▼

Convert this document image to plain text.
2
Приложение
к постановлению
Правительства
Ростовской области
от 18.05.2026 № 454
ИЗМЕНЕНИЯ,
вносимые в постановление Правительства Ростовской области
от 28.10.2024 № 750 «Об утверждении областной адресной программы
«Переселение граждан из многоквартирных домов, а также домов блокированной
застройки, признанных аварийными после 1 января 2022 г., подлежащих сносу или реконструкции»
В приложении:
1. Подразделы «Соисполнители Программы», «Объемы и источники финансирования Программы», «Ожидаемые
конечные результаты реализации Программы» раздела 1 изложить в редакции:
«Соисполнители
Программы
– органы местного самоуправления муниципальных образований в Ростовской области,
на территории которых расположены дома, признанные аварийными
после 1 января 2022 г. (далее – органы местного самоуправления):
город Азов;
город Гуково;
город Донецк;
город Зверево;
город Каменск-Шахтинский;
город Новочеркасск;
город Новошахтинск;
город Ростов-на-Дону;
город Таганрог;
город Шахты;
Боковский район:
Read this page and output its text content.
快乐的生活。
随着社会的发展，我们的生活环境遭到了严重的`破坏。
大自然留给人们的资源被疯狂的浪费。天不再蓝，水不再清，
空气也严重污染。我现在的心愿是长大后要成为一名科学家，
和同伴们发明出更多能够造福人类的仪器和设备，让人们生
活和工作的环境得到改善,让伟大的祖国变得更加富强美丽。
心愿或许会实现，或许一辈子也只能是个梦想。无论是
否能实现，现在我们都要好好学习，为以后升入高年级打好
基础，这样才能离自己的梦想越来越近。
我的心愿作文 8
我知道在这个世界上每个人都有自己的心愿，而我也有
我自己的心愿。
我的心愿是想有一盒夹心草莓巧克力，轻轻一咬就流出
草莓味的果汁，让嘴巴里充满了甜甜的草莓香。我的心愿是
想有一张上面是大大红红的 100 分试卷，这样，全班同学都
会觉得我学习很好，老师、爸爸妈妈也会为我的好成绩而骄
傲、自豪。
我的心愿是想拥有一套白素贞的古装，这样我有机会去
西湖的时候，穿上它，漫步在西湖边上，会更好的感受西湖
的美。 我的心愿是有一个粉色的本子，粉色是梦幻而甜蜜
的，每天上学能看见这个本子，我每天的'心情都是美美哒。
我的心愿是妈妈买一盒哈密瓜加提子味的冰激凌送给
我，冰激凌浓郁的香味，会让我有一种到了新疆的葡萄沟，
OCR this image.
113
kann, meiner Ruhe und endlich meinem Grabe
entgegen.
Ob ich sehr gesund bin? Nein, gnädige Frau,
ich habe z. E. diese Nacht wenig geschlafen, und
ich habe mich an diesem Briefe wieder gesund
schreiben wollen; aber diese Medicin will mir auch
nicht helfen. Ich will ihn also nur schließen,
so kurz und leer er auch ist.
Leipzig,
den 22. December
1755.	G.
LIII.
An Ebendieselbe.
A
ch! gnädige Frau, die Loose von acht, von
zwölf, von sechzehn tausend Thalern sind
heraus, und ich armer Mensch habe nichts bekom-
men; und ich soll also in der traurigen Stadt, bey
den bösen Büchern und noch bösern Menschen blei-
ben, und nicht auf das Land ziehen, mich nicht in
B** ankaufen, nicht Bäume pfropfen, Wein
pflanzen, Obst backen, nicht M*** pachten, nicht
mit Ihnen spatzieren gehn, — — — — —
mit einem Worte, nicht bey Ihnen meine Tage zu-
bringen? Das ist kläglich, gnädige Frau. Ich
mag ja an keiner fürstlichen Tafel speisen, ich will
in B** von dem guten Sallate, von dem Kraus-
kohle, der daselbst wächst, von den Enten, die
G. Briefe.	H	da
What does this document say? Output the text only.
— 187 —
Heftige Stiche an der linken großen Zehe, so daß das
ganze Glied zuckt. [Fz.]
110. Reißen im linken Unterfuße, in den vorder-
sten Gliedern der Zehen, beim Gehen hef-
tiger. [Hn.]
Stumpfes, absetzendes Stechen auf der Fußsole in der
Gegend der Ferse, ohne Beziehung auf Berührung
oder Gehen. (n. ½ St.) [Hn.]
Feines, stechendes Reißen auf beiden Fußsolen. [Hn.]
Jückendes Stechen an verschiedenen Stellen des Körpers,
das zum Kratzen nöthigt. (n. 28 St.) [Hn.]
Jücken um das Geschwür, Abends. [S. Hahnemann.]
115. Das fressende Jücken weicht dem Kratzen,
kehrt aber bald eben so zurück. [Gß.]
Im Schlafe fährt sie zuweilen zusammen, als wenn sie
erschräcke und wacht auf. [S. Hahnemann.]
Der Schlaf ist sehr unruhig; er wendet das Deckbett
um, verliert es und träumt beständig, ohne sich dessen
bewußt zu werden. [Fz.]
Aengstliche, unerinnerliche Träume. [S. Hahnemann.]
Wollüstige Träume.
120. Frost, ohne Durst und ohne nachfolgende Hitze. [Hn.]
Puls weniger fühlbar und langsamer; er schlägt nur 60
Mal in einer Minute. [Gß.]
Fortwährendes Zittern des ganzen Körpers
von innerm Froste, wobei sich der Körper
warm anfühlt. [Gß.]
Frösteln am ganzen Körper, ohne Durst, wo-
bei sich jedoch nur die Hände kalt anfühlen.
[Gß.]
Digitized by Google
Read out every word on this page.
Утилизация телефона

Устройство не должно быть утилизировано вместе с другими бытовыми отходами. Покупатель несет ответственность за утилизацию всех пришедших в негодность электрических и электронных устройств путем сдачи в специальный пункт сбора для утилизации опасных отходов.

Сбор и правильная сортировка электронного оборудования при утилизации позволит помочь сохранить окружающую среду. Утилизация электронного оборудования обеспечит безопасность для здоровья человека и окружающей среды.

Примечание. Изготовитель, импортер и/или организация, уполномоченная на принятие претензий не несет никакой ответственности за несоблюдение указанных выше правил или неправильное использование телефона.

▲

**Stated goal**
Repeat all the records. Match each line exactly.

**Exercise answer**
Convert this document image to plain text.
2
Приложение
к постановлению
Правительства
Ростовской области
от 18.05.2026 № 454
ИЗМЕНЕНИЯ,
вносимые в постановление Правительства Ростовской области
от 28.10.2024 № 750 «Об утверждении областной адресной программы
«Переселение граждан из многоквартирных домов, а также домов блокированной
застройки, признанных аварийными после 1 января 2022 г., подлежащих сносу или реконструкции»
В приложении:
1. Подразделы «Соисполнители Программы», «Объемы и источники финансирования Программы», «Ожидаемые
конечные результаты реализации Программы» раздела 1 изложить в редакции:
«Соисполнители
Программы
– органы местного самоуправления муниципальных образований в Ростовской области,
на территории которых расположены дома, признанные аварийными
после 1 января 2022 г. (далее – органы местного самоуправления):
город Азов;
город Гуково;
город Донецк;
город Зверево;
город Каменск-Шахтинский;
город Новочеркасск;
город Новошахтинск;
город Ростов-на-Дону;
город Таганрог;
город Шахты;
Боковский район:
Read this page and output its text content.
快乐的生活。
随着社会的发展，我们的生活环境遭到了严重的`破坏。
大自然留给人们的资源被疯狂的浪费。天不再蓝，水不再清，
空气也严重污染。我现在的心愿是长大后要成为一名科学家，
和同伴们发明出更多能够造福人类的仪器和设备，让人们生
活和工作的环境得到改善,让伟大的祖国变得更加富强美丽。
心愿或许会实现，或许一辈子也只能是个梦想。无论是
否能实现，现在我们都要好好学习，为以后升入高年级打好
基础，这样才能离自己的梦想越来越近。
我的心愿作文 8
我知道在这个世界上每个人都有自己的心愿，而我也有
我自己的心愿。
我的心愿是想有一盒夹心草莓巧克力，轻轻一咬就流出
草莓味的果汁，让嘴巴里充满了甜甜的草莓香。我的心愿是
想有一张上面是大大红红的 100 分试卷，这样，全班同学都
会觉得我学习很好，老师、爸爸妈妈也会为我的好成绩而骄
傲、自豪。
我的心愿是想拥有一套白素贞的古装，这样我有机会去
西湖的时候，穿上它，漫步在西湖边上，会更好的感受西湖
的美。 我的心愿是有一个粉色的本子，粉色是梦幻而甜蜜
的，每天上学能看见这个本子，我每天的'心情都是美美哒。
我的心愿是妈妈买一盒哈密瓜加提子味的冰激凌送给
我，冰激凌浓郁的香味，会让我有一种到了新疆的葡萄沟，
OCR this image.
113
kann, meiner Ruhe und endlich meinem Grabe
entgegen.
Ob ich sehr gesund bin? Nein, gnädige Frau,
ich habe z. E. diese Nacht wenig geschlafen, und
ich habe mich an diesem Briefe wieder gesund
schreiben wollen; aber diese Medicin will mir auch
nicht helfen. Ich will ihn also nur schließen,
so kurz und leer er auch ist.
Leipzig,
den 22. December
1755.	G.
LIII.
An Ebendieselbe.
A
ch! gnädige Frau, die Loose von acht, von
zwölf, von sechzehn tausend Thalern sind
heraus, und ich armer Mensch habe nichts bekom-
men; und ich soll also in der traurigen Stadt, bey
den bösen Büchern und noch bösern Menschen blei-
ben, und nicht auf das Land ziehen, mich nicht in
B** ankaufen, nicht Bäume pfropfen, Wein
pflanzen, Obst backen, nicht M*** pachten, nicht
mit Ihnen spatzieren gehn, — — — — —
mit einem Worte, nicht bey Ihnen meine Tage zu-
bringen? Das ist kläglich, gnädige Frau. Ich
mag ja an keiner fürstlichen Tafel speisen, ich will
in B** von dem guten Sallate, von dem Kraus-
kohle, der daselbst wächst, von den Enten, die
G. Briefe.	H	da
What does this document say? Output the text only.
— 187 —
Heftige Stiche an der linken großen Zehe, so daß das
ganze Glied zuckt. [Fz.]
110. Reißen im linken Unterfuße, in den vorder-
sten Gliedern der Zehen, beim Gehen hef-
tiger. [Hn.]
Stumpfes, absetzendes Stechen auf der Fußsole in der
Gegend der Ferse, ohne Beziehung auf Berührung
oder Gehen. (n. ½ St.) [Hn.]
Feines, stechendes Reißen auf beiden Fußsolen. [Hn.]
Jückendes Stechen an verschiedenen Stellen des Körpers,
das zum Kratzen nöthigt. (n. 28 St.) [Hn.]
Jücken um das Geschwür, Abends. [S. Hahnemann.]
115. Das fressende Jücken weicht dem Kratzen,
kehrt aber bald eben so zurück. [Gß.]
Im Schlafe fährt sie zuweilen zusammen, als wenn sie
erschräcke und wacht auf. [S. Hahnemann.]
Der Schlaf ist sehr unruhig; er wendet das Deckbett
um, verliert es und träumt beständig, ohne sich dessen
bewußt zu werden. [Fz.]
Aengstliche, unerinnerliche Träume. [S. Hahnemann.]
Wollüstige Träume.
120. Frost, ohne Durst und ohne nachfolgende Hitze. [Hn.]
Puls weniger fühlbar und langsamer; er schlägt nur 60
Mal in einer Minute. [Gß.]
Fortwährendes Zittern des ganzen Körpers
von innerm Froste, wobei sich der Körper
warm anfühlt. [Gß.]
Frösteln am ganzen Körper, ohne Durst, wo-
bei sich jedoch nur die Hände kalt anfühlen.
[Gß.]
Digitized by Google
Read out every word on this page.
Утилизация телефона

Устройство не должно быть утилизировано вместе с другими бытовыми отходами. Покупатель несет ответственность за утилизацию всех пришедших в негодность электрических и электронных устройств путем сдачи в специальный пункт сбора для утилизации опасных отходов.

Сбор и правильная сортировка электронного оборудования при утилизации позволит помочь сохранить окружающую среду. Утилизация электронного оборудования обеспечит безопасность для здоровья человека и окружающей среды.

Примечание. Изготовитель, импортер и/или организация, уполномоченная на принятие претензий не несет никакой ответственности за несоблюдение указанных выше правил или неправильное использование телефона.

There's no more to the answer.